Keterangan di atas dibuat atas bait ke-6 “Chathedrale de Chartress” yang berbunyi,

Demikianlah kisah cinta kami

Yang bermula dipekan kembang

Di pagi buta sekitar Notre Dame de Paris

Di musim bunga dan mata remang

Mengapa “dipekan kembang” adalah di tempat wanita-wanita ‘P’? apakah interpretasi ini
didasarkan atas kenyataan di Yogyakarta, di mana “Pasar Kembang” identik dengan perkampungan
perempuan lacur? Dan mengapa pula “dimusim bunga” diartikan “waktu para wanita ‘P’ bersolek
menjajakan diri”? apakah ini juga karena pengaruh “dunia” Yogyakarta? ‘Kembang’ atau bunga
diperjualbelikan dengan sangat laris. Bunga mempunyai arti tersendiri dalam kehidupan dan hati
orang Eropa, denga adanya sebutan musim bunga bagi salah satu daru empat musim yang mereka
miliki tiap tahunnya. ‘Musim bunga’ atau springs (Inggris) dan printemps (Prancis) adalah mahkota
yang muncul dari bumi setelah musim dingin. Musim bunga yang sering disebut musim semi adalah
gairah hidup baru dari alam yang sebelumnya tertidur lelap dalam kedinginan. Untuk menangkap arti
ungkapan-unkapan macam itu tidak dituntut daya imajinasi luar biasa bagi orang yang pernah hidup
di dunia yang menjadi konteks sajak tersebut. Justru bagi mereka yang tidak atau belum pernah hidup
di dunia konteks sajak itu dituntutlah kerelaan belajar, mencari informasi, sikap terbuka, dan daya
imajinasi yang besar. Dan justru inilah yang menjadi persoalan bagi para pembaca sastra, sebab
mereka sering tidak hanya berbeda tetapi bahkan bertentangan dengan dunia penyair dan puisinya.
Uraian dalam diktat itu, masih pada bab yang sama, antara lain diteruskan dengan ‘norma yang
keempat’. “Di samping seorang Kristen ia (penyair) penganut filsafat eksistensialisme, ternyata dari
ucapannya:

“ah, Tuhan, tak bisa lagi kita bertemu

Sajak dalam doa bersama kumpulan umat”

Betulkah Sitor dapat digolongkan seorang penganut eksistensialisme yang berarti? Apakah sajak
“Chathedral de Chartress” harus dibaca dalam konteks eksistensialisme Prancis? Ataukah ada
kemungkinan lain berdasarkan pengalaman insaniah manusia di negeri asing? Seorang Kristen kalau
tidak dapat berdoa dalam dan bersama umat, tidaklah berarti ia seorang eksistensialisme. Rasa
tertinggal atau terasing di tengah umat ini akan semakin besar apabila orang itu dilanda rasa rindu
pada orang yang dicintainya, entah itu kerabat, keluarga, atau negeri bersama adat istiadatnya.

**Tugas Anda:**
Tolong jawab pertanyaan berikut berdasarkan kutipan tentang sajak tersebut:
(a) Tempat di Yogyakarta apa yang disebut identik dengan perkampungan perempuan lacur?
(b) Apa sebutan musim bunga dalam bahasa Inggris dan bahasa Prancis?
(c) Menurut diktat yang dibahas, selain sebagai seorang Kristen, penyair menganut filsafat apa?
Baris-baris di bawah ini tidak diperlukan.

**Data Tersimpan:**
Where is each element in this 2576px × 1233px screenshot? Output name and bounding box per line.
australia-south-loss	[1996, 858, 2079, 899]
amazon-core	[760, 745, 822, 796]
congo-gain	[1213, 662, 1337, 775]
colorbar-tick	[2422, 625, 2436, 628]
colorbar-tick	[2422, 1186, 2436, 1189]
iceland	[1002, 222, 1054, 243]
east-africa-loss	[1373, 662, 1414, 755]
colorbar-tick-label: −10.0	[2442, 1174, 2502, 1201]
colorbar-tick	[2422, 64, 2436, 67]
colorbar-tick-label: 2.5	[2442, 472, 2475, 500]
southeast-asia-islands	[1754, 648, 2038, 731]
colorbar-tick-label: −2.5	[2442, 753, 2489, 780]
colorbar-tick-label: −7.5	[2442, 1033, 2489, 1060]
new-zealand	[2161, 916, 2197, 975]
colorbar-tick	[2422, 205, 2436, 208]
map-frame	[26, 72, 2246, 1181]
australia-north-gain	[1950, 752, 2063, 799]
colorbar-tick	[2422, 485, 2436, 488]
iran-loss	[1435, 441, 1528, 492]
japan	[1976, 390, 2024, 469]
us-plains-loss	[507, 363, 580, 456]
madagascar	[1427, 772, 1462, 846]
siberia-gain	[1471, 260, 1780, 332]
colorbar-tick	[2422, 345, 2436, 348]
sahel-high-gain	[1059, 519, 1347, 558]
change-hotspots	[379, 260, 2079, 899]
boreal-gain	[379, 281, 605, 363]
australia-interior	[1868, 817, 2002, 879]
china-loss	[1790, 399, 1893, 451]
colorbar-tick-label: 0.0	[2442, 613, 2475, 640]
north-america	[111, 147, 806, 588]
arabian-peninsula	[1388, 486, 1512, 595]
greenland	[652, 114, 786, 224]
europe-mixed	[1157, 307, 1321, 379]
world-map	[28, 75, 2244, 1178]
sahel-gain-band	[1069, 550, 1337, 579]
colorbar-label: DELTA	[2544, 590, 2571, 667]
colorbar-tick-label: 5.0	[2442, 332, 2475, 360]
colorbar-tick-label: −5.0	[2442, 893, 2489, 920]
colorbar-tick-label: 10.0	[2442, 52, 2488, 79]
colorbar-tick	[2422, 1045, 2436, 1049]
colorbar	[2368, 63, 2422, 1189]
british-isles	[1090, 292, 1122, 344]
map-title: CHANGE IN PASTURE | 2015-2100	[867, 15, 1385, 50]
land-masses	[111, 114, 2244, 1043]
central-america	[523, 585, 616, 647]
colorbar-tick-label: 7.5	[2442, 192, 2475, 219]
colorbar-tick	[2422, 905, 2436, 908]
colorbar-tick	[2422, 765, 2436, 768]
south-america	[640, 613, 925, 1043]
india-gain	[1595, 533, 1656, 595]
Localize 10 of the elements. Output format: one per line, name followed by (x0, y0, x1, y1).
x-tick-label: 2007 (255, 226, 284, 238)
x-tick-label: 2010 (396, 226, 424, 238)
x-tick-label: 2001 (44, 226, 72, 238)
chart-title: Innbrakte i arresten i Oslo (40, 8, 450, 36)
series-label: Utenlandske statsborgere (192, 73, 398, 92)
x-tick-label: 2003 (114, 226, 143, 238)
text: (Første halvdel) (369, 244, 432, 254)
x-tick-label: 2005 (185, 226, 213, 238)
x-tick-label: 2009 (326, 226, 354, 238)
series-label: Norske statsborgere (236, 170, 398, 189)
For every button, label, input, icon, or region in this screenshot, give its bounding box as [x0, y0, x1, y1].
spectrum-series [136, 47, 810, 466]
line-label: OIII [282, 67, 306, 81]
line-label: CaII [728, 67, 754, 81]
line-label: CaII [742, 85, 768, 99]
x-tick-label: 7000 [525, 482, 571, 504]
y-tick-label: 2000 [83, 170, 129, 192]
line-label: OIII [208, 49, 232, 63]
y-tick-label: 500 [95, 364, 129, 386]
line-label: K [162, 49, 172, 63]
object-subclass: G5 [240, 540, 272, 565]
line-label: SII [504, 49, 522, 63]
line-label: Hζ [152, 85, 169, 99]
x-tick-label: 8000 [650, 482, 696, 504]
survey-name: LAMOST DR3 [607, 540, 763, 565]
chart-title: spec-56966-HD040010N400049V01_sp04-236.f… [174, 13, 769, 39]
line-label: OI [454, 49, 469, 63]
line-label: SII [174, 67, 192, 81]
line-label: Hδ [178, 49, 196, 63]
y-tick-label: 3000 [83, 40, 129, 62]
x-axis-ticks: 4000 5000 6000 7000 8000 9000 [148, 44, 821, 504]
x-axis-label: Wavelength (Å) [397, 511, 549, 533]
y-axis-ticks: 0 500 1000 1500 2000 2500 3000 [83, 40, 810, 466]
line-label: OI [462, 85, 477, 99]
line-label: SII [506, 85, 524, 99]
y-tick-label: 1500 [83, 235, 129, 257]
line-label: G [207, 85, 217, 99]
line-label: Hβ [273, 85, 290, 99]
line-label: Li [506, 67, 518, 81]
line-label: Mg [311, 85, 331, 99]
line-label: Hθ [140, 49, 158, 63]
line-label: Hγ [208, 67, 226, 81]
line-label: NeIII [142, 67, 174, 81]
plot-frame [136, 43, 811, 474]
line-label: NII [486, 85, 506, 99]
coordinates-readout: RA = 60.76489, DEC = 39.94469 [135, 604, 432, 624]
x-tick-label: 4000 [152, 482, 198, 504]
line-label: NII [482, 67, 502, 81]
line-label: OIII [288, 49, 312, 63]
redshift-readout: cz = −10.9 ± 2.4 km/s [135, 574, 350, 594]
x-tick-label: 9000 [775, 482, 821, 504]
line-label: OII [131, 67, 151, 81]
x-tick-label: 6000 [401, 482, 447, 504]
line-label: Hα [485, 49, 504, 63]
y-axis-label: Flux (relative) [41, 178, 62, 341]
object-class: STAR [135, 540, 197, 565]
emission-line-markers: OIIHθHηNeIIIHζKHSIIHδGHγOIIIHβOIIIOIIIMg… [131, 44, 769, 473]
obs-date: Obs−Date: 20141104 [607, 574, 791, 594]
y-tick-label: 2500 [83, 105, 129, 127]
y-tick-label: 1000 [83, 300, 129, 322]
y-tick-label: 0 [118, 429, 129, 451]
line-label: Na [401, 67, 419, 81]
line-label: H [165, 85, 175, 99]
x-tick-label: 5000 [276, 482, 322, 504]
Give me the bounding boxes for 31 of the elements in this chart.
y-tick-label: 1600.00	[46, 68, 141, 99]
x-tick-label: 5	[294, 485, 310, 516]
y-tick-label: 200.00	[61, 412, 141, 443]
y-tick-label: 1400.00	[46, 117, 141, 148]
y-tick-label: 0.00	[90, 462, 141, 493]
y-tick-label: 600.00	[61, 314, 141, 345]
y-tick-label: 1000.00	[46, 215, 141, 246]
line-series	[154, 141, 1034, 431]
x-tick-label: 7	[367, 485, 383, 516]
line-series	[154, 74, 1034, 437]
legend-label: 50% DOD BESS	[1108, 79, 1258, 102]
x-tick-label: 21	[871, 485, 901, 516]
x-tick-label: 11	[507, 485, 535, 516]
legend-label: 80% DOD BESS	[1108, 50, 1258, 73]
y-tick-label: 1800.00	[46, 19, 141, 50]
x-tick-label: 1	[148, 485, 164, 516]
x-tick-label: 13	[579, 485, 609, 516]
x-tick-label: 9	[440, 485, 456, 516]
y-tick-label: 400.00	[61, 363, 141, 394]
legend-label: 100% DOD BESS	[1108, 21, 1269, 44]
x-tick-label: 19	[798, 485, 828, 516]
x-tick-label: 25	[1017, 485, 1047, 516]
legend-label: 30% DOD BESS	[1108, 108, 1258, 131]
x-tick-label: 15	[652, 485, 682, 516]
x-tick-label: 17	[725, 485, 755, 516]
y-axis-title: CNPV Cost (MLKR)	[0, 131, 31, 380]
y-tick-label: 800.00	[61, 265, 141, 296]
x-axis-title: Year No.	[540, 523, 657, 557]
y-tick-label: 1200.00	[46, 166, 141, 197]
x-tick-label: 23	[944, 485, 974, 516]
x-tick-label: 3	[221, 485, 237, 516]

**Hasil Jawaban:**
(a) Pasar Kembang.
(b) Springs dalam bahasa Inggris dan printemps dalam bahasa Prancis.
(c) Filsafat eksistensialisme.